** What you need to do **
Extract every line below that contains the word "portion".

Dataset listings of figures:
..............................

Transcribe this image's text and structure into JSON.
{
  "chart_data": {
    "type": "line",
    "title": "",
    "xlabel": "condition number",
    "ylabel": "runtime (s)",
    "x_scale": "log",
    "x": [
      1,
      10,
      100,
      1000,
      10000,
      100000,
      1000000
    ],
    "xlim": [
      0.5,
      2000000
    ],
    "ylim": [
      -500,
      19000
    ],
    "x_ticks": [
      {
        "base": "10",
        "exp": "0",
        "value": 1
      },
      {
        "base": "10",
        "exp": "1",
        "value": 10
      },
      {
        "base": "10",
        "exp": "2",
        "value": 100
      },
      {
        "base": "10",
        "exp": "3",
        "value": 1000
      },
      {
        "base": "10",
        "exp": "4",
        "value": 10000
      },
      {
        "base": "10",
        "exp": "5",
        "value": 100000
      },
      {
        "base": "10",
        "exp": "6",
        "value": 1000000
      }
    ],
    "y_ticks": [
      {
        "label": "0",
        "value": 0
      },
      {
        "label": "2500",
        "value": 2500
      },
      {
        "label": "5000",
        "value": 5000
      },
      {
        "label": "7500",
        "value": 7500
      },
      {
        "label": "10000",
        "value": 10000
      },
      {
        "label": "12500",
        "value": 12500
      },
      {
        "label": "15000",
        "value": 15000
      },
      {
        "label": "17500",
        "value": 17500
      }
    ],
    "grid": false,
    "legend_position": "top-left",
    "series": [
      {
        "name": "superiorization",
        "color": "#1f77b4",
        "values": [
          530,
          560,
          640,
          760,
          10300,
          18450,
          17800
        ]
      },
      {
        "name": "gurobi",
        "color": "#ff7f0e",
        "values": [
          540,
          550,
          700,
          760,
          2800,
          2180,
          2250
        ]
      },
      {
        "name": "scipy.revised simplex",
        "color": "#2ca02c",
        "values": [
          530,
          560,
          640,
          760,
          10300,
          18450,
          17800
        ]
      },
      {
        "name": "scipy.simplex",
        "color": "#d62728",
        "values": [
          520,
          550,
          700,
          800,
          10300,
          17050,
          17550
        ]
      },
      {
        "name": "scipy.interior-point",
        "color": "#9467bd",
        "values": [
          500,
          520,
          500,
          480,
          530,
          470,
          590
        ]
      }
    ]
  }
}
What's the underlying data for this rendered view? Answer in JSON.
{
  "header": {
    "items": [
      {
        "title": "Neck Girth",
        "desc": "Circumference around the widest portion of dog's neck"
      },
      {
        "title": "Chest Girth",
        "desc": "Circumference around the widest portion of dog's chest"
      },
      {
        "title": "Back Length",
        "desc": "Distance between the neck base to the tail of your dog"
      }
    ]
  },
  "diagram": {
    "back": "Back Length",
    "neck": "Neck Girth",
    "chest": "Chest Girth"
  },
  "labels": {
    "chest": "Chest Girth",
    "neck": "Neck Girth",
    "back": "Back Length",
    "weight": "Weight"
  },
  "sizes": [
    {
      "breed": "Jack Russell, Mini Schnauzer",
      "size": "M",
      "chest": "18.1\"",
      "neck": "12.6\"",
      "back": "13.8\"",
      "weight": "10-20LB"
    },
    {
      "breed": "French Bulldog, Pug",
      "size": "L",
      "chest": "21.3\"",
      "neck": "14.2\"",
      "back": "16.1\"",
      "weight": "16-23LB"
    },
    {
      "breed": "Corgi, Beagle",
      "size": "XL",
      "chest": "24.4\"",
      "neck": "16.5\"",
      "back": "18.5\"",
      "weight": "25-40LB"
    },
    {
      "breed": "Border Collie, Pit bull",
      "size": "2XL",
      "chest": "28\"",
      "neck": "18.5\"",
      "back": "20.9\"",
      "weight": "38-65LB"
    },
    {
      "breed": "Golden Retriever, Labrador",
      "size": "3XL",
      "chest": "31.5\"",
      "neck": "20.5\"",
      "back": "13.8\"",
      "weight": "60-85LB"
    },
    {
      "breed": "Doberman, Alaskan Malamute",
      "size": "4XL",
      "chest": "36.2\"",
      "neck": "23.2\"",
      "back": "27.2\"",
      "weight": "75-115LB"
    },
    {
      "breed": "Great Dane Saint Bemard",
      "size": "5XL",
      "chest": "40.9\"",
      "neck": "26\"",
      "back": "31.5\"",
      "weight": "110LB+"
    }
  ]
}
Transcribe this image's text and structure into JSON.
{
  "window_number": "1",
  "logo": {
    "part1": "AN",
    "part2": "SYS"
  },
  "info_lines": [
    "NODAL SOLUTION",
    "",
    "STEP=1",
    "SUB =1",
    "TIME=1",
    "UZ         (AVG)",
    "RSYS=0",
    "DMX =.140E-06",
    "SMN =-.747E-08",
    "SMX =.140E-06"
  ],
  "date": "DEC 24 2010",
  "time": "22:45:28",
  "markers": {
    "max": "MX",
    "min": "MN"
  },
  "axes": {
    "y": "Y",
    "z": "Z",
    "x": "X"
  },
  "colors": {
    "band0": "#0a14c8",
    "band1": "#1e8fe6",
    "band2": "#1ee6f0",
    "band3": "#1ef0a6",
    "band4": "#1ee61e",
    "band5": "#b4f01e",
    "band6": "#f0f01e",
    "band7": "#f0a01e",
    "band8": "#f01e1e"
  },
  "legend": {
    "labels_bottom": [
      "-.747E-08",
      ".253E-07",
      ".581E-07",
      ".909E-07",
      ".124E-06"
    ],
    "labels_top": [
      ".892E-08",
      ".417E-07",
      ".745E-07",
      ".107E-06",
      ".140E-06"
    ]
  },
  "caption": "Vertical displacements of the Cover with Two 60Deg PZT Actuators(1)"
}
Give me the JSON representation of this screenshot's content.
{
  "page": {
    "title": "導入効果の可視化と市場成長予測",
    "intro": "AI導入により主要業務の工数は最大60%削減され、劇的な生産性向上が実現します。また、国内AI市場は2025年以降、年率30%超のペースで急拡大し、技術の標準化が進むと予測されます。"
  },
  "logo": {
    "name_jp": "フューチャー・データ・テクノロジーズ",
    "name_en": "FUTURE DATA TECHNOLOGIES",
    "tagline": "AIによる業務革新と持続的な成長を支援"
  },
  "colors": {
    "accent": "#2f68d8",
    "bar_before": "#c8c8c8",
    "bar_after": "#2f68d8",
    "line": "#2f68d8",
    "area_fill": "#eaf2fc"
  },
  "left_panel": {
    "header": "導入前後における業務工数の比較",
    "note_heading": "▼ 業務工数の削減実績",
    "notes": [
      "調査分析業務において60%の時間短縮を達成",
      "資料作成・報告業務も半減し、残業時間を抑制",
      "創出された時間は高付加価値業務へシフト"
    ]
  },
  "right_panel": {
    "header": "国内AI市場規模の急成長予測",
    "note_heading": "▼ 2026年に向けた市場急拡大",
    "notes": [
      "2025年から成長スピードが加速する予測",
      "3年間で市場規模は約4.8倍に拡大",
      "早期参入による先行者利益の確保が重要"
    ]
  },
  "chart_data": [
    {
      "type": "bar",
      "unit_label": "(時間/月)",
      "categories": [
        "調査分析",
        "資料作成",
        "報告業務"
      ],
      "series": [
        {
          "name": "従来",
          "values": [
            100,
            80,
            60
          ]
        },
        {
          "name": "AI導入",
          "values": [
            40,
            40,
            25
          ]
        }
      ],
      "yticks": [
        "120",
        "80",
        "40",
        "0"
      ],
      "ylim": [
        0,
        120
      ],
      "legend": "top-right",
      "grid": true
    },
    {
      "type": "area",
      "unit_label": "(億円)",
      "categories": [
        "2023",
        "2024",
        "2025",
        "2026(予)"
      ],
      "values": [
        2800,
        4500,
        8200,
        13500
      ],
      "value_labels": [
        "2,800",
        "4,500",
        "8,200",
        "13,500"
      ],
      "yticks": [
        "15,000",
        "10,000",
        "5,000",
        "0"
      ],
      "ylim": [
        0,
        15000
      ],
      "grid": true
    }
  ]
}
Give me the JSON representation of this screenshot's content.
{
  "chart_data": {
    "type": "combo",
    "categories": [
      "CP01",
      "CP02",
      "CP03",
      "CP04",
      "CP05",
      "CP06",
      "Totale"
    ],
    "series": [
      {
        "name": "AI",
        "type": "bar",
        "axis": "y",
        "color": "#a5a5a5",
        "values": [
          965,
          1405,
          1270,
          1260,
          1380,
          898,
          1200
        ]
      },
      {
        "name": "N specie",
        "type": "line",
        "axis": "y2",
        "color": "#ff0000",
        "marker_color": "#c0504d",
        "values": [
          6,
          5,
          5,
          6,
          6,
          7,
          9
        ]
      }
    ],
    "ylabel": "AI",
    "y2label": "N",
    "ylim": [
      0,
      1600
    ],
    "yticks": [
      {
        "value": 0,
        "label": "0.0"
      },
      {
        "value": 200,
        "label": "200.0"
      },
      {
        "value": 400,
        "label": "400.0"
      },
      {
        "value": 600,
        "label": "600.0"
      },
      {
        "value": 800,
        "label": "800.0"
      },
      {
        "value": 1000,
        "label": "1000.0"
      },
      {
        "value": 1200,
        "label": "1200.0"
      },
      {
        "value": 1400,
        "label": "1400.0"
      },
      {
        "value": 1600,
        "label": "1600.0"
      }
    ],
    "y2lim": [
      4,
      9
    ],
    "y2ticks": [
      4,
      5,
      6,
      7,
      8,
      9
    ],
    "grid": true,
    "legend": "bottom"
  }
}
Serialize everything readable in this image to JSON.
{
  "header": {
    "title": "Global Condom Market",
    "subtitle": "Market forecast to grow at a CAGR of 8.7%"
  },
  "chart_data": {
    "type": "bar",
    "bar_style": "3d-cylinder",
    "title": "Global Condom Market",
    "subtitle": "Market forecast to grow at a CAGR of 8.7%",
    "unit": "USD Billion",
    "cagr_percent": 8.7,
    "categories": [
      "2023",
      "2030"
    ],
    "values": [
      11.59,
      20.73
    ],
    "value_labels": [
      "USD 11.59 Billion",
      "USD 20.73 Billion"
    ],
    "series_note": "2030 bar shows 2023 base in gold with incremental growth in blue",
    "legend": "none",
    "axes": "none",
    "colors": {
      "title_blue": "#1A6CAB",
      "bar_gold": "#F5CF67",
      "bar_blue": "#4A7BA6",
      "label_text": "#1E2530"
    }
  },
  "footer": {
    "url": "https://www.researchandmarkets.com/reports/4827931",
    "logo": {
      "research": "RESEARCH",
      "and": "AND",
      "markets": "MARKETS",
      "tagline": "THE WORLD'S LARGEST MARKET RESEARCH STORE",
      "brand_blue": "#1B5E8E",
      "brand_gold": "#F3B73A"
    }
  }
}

..............................

** Expected output **
        "desc": "Circumference around the widest portion of dog's neck"
        "desc": "Circumference around the widest portion of dog's chest"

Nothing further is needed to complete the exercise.